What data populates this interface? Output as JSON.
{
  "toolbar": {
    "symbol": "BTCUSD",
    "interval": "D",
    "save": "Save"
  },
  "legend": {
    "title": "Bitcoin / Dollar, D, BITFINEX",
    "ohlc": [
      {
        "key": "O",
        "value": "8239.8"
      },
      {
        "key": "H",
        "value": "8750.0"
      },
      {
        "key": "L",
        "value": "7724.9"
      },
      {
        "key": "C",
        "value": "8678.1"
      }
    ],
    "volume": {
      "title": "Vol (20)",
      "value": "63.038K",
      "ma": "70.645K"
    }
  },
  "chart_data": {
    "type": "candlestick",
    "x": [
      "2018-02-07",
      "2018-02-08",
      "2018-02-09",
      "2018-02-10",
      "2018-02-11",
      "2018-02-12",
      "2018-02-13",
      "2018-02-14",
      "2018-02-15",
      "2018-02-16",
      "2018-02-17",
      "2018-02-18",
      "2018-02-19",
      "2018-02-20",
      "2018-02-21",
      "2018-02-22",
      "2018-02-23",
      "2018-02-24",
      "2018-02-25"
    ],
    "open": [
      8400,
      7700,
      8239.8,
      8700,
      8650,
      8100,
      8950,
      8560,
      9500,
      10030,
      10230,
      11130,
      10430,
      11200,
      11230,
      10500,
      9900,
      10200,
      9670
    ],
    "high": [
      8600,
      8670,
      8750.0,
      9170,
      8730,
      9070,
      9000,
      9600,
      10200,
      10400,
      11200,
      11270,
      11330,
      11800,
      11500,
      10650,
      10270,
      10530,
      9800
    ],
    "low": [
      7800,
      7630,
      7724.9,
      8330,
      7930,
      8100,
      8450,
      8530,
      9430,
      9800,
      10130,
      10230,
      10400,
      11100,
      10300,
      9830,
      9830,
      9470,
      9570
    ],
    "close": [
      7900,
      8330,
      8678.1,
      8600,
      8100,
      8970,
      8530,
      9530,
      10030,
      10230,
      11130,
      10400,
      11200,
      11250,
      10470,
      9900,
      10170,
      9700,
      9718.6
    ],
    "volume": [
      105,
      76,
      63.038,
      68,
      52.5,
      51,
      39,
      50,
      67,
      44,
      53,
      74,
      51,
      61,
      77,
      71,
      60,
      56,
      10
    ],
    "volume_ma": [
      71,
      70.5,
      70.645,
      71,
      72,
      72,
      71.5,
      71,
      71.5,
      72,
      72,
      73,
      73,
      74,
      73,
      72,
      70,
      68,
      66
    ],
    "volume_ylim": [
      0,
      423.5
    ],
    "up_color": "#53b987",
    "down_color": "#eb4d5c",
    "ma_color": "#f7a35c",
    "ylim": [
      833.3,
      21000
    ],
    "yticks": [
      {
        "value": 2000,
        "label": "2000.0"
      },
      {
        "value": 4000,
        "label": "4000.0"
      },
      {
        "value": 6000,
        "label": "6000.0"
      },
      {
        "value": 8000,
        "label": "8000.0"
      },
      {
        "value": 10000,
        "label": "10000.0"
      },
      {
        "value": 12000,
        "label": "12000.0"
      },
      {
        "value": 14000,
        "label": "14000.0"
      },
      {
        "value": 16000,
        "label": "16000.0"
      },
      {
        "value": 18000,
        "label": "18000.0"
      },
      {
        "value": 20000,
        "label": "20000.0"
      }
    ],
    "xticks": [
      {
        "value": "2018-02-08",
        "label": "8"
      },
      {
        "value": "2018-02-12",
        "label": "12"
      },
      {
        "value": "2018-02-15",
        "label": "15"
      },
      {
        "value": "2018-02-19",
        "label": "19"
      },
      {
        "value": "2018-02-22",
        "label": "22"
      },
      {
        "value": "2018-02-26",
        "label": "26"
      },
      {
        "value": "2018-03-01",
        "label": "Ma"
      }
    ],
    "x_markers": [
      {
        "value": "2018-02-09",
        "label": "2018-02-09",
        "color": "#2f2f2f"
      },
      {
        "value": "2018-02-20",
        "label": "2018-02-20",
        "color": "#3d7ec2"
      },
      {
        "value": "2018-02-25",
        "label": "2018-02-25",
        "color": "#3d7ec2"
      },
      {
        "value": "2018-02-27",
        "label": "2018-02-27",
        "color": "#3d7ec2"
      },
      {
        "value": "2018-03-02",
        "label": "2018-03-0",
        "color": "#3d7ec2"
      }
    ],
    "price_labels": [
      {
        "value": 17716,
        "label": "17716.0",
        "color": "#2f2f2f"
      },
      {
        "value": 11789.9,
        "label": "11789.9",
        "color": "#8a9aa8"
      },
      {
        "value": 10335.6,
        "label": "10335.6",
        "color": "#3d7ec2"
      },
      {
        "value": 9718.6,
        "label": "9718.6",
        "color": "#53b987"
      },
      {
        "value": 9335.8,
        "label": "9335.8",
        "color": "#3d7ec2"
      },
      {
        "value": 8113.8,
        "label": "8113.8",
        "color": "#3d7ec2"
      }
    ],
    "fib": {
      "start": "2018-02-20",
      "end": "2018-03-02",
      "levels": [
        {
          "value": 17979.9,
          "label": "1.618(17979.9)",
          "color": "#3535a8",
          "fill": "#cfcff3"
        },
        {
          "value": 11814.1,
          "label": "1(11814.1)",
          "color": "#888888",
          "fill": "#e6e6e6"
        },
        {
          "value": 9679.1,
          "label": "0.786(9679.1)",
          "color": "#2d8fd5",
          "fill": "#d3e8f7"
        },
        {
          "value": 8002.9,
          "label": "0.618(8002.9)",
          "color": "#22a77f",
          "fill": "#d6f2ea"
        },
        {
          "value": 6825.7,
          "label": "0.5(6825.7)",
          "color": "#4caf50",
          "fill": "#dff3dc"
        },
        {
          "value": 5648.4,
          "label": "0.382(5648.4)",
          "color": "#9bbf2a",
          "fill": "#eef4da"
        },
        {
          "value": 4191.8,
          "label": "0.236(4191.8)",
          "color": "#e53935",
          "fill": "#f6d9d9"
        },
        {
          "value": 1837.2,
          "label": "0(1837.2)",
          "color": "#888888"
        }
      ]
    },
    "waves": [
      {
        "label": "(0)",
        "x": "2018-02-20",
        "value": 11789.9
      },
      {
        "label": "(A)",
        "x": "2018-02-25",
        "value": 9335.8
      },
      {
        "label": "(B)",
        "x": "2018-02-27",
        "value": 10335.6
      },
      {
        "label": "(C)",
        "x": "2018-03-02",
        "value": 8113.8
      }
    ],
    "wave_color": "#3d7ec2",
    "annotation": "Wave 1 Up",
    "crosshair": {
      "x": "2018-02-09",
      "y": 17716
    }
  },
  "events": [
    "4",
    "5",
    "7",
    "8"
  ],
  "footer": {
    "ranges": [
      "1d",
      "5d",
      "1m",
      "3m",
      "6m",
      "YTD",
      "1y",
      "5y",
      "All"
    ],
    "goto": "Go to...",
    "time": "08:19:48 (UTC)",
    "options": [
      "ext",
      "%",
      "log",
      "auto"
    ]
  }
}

__Exercise instructions__
Search the lines for the word "fill" and report how many contain it, by number only.

__Result of this exercise__
7